§ **REQUIRED TASK**
Each entry below should be reproduced character for character.

§ **PROVIDED DATA**

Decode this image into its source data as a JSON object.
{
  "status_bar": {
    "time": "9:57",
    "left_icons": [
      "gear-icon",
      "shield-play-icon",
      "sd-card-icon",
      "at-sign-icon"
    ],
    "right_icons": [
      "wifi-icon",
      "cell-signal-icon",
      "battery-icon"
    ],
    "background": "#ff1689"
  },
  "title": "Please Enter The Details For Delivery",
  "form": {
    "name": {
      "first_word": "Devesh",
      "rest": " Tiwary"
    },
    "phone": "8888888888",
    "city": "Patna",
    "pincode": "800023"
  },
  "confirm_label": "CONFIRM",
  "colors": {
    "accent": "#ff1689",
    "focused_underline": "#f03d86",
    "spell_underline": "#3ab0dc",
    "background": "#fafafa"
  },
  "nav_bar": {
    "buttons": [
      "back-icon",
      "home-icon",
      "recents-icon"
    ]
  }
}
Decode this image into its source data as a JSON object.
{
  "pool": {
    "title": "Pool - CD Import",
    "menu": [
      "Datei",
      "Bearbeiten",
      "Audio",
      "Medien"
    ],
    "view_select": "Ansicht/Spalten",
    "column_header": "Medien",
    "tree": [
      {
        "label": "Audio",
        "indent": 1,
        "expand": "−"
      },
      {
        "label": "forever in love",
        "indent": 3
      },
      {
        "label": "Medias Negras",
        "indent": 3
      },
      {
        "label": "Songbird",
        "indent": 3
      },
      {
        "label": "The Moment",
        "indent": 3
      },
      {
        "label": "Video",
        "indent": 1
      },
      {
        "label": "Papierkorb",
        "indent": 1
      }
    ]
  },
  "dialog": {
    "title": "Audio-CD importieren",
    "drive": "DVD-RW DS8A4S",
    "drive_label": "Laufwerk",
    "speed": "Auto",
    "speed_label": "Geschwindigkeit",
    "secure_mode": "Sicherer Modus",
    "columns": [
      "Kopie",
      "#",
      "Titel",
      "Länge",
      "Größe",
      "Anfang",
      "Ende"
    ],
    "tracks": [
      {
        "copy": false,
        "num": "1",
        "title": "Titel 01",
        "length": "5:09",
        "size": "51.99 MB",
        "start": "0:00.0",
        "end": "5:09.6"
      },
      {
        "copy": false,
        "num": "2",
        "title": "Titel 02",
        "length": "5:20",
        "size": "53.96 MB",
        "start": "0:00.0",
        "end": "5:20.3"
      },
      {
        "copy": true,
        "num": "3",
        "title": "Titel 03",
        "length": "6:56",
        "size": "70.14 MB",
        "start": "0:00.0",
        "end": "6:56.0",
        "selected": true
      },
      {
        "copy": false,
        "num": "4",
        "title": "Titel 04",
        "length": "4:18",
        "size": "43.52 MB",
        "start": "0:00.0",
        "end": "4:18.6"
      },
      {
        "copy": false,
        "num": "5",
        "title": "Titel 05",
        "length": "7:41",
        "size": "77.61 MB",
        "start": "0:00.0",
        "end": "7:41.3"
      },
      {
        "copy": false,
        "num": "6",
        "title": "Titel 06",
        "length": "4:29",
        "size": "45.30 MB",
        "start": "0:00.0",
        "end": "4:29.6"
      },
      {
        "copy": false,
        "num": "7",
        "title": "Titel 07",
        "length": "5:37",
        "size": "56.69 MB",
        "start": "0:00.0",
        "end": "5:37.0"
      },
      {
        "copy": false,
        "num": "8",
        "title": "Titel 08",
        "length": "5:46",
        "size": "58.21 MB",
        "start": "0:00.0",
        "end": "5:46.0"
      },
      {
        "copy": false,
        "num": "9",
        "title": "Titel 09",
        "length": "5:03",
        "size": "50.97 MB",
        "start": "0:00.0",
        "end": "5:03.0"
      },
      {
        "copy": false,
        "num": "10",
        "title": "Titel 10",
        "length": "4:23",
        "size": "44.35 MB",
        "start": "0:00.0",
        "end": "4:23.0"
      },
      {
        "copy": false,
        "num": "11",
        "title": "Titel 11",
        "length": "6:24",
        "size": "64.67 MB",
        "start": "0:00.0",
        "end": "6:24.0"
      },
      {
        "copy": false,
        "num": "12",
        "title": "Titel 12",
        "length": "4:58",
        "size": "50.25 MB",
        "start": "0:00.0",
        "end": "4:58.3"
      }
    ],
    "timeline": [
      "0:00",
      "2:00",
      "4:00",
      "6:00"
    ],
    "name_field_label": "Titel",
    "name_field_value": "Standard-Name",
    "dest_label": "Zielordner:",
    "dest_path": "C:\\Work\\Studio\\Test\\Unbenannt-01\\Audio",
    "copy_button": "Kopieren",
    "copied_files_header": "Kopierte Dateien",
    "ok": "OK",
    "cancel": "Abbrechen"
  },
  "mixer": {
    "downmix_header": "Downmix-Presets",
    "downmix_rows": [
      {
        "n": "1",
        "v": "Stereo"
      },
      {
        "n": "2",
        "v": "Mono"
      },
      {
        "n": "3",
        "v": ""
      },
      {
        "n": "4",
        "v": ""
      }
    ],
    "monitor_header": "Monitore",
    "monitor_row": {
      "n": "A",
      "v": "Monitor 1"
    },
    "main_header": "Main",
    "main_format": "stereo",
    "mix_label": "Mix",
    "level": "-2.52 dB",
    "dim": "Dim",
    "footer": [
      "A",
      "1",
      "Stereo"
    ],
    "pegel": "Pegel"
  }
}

§ **FULL SOLUTION**
Decode this image into its source data as a JSON object.
{
  "status_bar": {
    "time": "9:57",
    "left_icons": [
      "gear-icon",
      "shield-play-icon",
      "sd-card-icon",
      "at-sign-icon"
    ],
    "right_icons": [
      "wifi-icon",
      "cell-signal-icon",
      "battery-icon"
    ],
    "background": "#ff1689"
  },
  "title": "Please Enter The Details For Delivery",
  "form": {
    "name": {
      "first_word": "Devesh",
      "rest": " Tiwary"
    },
    "phone": "8888888888",
    "city": "Patna",
    "pincode": "800023"
  },
  "confirm_label": "CONFIRM",
  "colors": {
    "accent": "#ff1689",
    "focused_underline": "#f03d86",
    "spell_underline": "#3ab0dc",
    "background": "#fafafa"
  },
  "nav_bar": {
    "buttons": [
      "back-icon",
      "home-icon",
      "recents-icon"
    ]
  }
}
Decode this image into its source data as a JSON object.
{
  "pool": {
    "title": "Pool - CD Import",
    "menu": [
      "Datei",
      "Bearbeiten",
      "Audio",
      "Medien"
    ],
    "view_select": "Ansicht/Spalten",
    "column_header": "Medien",
    "tree": [
      {
        "label": "Audio",
        "indent": 1,
        "expand": "−"
      },
      {
        "label": "forever in love",
        "indent": 3
      },
      {
        "label": "Medias Negras",
        "indent": 3
      },
      {
        "label": "Songbird",
        "indent": 3
      },
      {
        "label": "The Moment",
        "indent": 3
      },
      {
        "label": "Video",
        "indent": 1
      },
      {
        "label": "Papierkorb",
        "indent": 1
      }
    ]
  },
  "dialog": {
    "title": "Audio-CD importieren",
    "drive": "DVD-RW DS8A4S",
    "drive_label": "Laufwerk",
    "speed": "Auto",
    "speed_label": "Geschwindigkeit",
    "secure_mode": "Sicherer Modus",
    "columns": [
      "Kopie",
      "#",
      "Titel",
      "Länge",
      "Größe",
      "Anfang",
      "Ende"
    ],
    "tracks": [
      {
        "copy": false,
        "num": "1",
        "title": "Titel 01",
        "length": "5:09",
        "size": "51.99 MB",
        "start": "0:00.0",
        "end": "5:09.6"
      },
      {
        "copy": false,
        "num": "2",
        "title": "Titel 02",
        "length": "5:20",
        "size": "53.96 MB",
        "start": "0:00.0",
        "end": "5:20.3"
      },
      {
        "copy": true,
        "num": "3",
        "title": "Titel 03",
        "length": "6:56",
        "size": "70.14 MB",
        "start": "0:00.0",
        "end": "6:56.0",
        "selected": true
      },
      {
        "copy": false,
        "num": "4",
        "title": "Titel 04",
        "length": "4:18",
        "size": "43.52 MB",
        "start": "0:00.0",
        "end": "4:18.6"
      },
      {
        "copy": false,
        "num": "5",
        "title": "Titel 05",
        "length": "7:41",
        "size": "77.61 MB",
        "start": "0:00.0",
        "end": "7:41.3"
      },
      {
        "copy": false,
        "num": "6",
        "title": "Titel 06",
        "length": "4:29",
        "size": "45.30 MB",
        "start": "0:00.0",
        "end": "4:29.6"
      },
      {
        "copy": false,
        "num": "7",
        "title": "Titel 07",
        "length": "5:37",
        "size": "56.69 MB",
        "start": "0:00.0",
        "end": "5:37.0"
      },
      {
        "copy": false,
        "num": "8",
        "title": "Titel 08",
        "length": "5:46",
        "size": "58.21 MB",
        "start": "0:00.0",
        "end": "5:46.0"
      },
      {
        "copy": false,
        "num": "9",
        "title": "Titel 09",
        "length": "5:03",
        "size": "50.97 MB",
        "start": "0:00.0",
        "end": "5:03.0"
      },
      {
        "copy": false,
        "num": "10",
        "title": "Titel 10",
        "length": "4:23",
        "size": "44.35 MB",
        "start": "0:00.0",
        "end": "4:23.0"
      },
      {
        "copy": false,
        "num": "11",
        "title": "Titel 11",
        "length": "6:24",
        "size": "64.67 MB",
        "start": "0:00.0",
        "end": "6:24.0"
      },
      {
        "copy": false,
        "num": "12",
        "title": "Titel 12",
        "length": "4:58",
        "size": "50.25 MB",
        "start": "0:00.0",
        "end": "4:58.3"
      }
    ],
    "timeline": [
      "0:00",
      "2:00",
      "4:00",
      "6:00"
    ],
    "name_field_label": "Titel",
    "name_field_value": "Standard-Name",
    "dest_label": "Zielordner:",
    "dest_path": "C:\\Work\\Studio\\Test\\Unbenannt-01\\Audio",
    "copy_button": "Kopieren",
    "copied_files_header": "Kopierte Dateien",
    "ok": "OK",
    "cancel": "Abbrechen"
  },
  "mixer": {
    "downmix_header": "Downmix-Presets",
    "downmix_rows": [
      {
        "n": "1",
        "v": "Stereo"
      },
      {
        "n": "2",
        "v": "Mono"
      },
      {
        "n": "3",
        "v": ""
      },
      {
        "n": "4",
        "v": ""
      }
    ],
    "monitor_header": "Monitore",
    "monitor_row": {
      "n": "A",
      "v": "Monitor 1"
    },
    "main_header": "Main",
    "main_format": "stereo",
    "mix_label": "Mix",
    "level": "-2.52 dB",
    "dim": "Dim",
    "footer": [
      "A",
      "1",
      "Stereo"
    ],
    "pegel": "Pegel"
  }
}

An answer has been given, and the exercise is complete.